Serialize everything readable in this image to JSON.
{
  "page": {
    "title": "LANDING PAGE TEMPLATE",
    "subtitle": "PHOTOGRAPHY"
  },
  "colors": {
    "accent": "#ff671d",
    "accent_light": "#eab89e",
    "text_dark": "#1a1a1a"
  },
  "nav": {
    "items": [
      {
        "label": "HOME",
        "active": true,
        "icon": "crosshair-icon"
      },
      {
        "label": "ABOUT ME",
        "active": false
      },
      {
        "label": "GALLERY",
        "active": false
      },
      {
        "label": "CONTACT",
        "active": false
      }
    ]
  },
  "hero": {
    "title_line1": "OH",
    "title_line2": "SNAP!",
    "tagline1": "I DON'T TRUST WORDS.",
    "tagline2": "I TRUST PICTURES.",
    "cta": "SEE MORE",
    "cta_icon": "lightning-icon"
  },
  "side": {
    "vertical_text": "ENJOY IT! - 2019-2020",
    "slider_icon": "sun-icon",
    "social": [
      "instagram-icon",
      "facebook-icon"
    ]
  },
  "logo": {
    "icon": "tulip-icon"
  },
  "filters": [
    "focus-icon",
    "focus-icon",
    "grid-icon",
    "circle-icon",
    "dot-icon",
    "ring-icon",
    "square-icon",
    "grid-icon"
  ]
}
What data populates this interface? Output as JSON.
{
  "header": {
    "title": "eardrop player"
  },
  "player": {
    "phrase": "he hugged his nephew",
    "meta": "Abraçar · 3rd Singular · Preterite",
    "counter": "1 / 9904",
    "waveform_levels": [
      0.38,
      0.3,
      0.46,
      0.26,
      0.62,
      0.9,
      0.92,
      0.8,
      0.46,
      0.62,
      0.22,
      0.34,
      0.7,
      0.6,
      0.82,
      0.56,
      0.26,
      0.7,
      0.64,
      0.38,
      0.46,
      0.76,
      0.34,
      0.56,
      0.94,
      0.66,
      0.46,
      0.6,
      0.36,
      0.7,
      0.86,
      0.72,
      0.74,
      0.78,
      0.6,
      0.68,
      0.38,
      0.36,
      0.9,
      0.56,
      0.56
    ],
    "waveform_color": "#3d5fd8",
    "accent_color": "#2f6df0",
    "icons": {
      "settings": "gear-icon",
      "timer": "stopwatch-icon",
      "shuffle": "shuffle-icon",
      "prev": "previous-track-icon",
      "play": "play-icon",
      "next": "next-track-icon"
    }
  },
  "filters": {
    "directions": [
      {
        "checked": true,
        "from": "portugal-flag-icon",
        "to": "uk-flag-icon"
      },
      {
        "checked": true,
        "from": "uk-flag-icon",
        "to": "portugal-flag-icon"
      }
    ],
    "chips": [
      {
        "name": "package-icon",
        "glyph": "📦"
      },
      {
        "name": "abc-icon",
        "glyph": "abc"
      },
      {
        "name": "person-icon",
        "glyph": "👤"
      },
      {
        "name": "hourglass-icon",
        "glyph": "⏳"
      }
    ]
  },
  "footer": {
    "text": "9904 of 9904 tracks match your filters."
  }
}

+++

-- Set problem --
Set down all of the data above, word for word.

-- Solution to the problem --
Serialize everything readable in this image to JSON.
{
  "page": {
    "title": "LANDING PAGE TEMPLATE",
    "subtitle": "PHOTOGRAPHY"
  },
  "colors": {
    "accent": "#ff671d",
    "accent_light": "#eab89e",
    "text_dark": "#1a1a1a"
  },
  "nav": {
    "items": [
      {
        "label": "HOME",
        "active": true,
        "icon": "crosshair-icon"
      },
      {
        "label": "ABOUT ME",
        "active": false
      },
      {
        "label": "GALLERY",
        "active": false
      },
      {
        "label": "CONTACT",
        "active": false
      }
    ]
  },
  "hero": {
    "title_line1": "OH",
    "title_line2": "SNAP!",
    "tagline1": "I DON'T TRUST WORDS.",
    "tagline2": "I TRUST PICTURES.",
    "cta": "SEE MORE",
    "cta_icon": "lightning-icon"
  },
  "side": {
    "vertical_text": "ENJOY IT! - 2019-2020",
    "slider_icon": "sun-icon",
    "social": [
      "instagram-icon",
      "facebook-icon"
    ]
  },
  "logo": {
    "icon": "tulip-icon"
  },
  "filters": [
    "focus-icon",
    "focus-icon",
    "grid-icon",
    "circle-icon",
    "dot-icon",
    "ring-icon",
    "square-icon",
    "grid-icon"
  ]
}
What data populates this interface? Output as JSON.
{
  "header": {
    "title": "eardrop player"
  },
  "player": {
    "phrase": "he hugged his nephew",
    "meta": "Abraçar · 3rd Singular · Preterite",
    "counter": "1 / 9904",
    "waveform_levels": [
      0.38,
      0.3,
      0.46,
      0.26,
      0.62,
      0.9,
      0.92,
      0.8,
      0.46,
      0.62,
      0.22,
      0.34,
      0.7,
      0.6,
      0.82,
      0.56,
      0.26,
      0.7,
      0.64,
      0.38,
      0.46,
      0.76,
      0.34,
      0.56,
      0.94,
      0.66,
      0.46,
      0.6,
      0.36,
      0.7,
      0.86,
      0.72,
      0.74,
      0.78,
      0.6,
      0.68,
      0.38,
      0.36,
      0.9,
      0.56,
      0.56
    ],
    "waveform_color": "#3d5fd8",
    "accent_color": "#2f6df0",
    "icons": {
      "settings": "gear-icon",
      "timer": "stopwatch-icon",
      "shuffle": "shuffle-icon",
      "prev": "previous-track-icon",
      "play": "play-icon",
      "next": "next-track-icon"
    }
  },
  "filters": {
    "directions": [
      {
        "checked": true,
        "from": "portugal-flag-icon",
        "to": "uk-flag-icon"
      },
      {
        "checked": true,
        "from": "uk-flag-icon",
        "to": "portugal-flag-icon"
      }
    ],
    "chips": [
      {
        "name": "package-icon",
        "glyph": "📦"
      },
      {
        "name": "abc-icon",
        "glyph": "abc"
      },
      {
        "name": "person-icon",
        "glyph": "👤"
      },
      {
        "name": "hourglass-icon",
        "glyph": "⏳"
      }
    ]
  },
  "footer": {
    "text": "9904 of 9904 tracks match your filters."
  }
}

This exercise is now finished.